[WHAT NEEDS TO BE DONE]: Identify each line containing the word "ротационные" and copy it.

┌──

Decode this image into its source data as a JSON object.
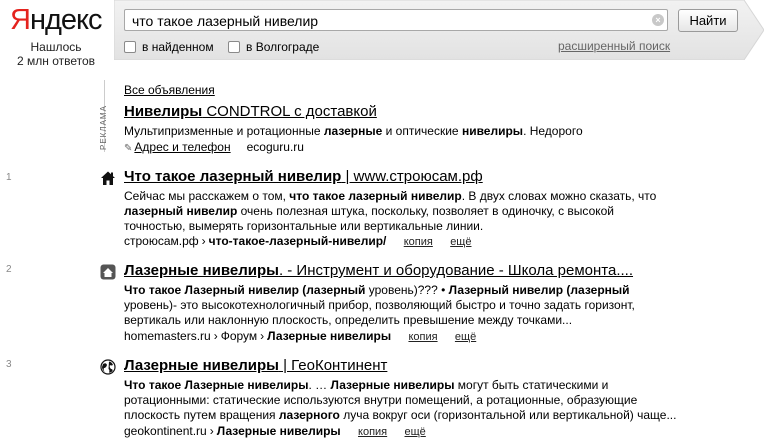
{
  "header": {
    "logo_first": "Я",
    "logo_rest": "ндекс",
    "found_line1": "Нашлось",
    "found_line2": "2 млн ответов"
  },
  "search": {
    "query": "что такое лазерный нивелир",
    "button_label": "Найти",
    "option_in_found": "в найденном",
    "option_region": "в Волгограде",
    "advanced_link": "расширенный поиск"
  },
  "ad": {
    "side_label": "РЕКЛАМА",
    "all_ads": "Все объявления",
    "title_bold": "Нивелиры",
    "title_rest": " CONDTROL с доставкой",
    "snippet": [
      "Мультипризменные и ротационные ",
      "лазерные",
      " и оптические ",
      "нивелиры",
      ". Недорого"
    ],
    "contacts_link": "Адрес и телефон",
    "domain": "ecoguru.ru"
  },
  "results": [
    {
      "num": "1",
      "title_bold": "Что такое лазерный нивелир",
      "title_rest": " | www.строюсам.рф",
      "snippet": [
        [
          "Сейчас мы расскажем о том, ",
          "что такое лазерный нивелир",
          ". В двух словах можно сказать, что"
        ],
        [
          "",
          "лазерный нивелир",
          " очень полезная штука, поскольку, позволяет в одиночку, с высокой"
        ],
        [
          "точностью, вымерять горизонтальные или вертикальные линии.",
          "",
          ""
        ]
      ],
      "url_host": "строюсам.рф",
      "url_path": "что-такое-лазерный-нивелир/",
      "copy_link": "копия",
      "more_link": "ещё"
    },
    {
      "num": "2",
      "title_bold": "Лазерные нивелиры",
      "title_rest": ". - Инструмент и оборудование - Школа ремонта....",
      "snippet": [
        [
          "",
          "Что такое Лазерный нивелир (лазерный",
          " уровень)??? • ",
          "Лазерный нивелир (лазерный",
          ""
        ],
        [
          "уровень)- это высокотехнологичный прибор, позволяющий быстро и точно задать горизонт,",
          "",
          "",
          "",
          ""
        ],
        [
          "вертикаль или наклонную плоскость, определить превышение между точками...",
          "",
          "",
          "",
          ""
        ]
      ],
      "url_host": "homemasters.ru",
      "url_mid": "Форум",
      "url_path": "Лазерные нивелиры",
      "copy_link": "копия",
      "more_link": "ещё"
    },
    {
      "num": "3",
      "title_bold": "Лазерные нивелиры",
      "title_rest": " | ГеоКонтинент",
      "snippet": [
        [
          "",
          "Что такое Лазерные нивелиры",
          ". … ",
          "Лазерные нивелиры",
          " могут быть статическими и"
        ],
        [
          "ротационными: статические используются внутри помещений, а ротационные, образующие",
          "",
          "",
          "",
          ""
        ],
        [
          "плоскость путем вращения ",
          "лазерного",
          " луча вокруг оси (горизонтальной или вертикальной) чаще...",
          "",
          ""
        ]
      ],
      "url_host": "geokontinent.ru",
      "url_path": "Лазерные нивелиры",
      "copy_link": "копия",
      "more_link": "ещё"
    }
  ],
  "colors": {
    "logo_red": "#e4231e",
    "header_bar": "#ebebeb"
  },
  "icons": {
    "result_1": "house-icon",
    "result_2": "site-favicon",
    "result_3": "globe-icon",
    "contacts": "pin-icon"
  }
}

└──
┌──

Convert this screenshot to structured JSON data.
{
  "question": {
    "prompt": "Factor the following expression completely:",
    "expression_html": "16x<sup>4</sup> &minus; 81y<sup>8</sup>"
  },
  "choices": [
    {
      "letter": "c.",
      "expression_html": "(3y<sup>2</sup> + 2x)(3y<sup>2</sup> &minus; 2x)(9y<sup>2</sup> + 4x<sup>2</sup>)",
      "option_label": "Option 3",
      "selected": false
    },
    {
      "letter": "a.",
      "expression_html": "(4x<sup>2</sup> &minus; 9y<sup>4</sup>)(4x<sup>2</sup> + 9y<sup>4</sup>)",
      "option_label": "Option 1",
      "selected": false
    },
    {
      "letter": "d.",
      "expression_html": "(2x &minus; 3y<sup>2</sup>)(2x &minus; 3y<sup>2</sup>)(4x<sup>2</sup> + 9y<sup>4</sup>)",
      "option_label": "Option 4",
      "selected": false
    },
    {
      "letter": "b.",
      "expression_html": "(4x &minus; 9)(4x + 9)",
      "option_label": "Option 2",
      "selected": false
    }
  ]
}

└──

[ANSWER TO THE PROBLEM]:
      "Мультипризменные и ротационные ",
          "ротационными: статические используются внутри помещений, а ротационные, образующие",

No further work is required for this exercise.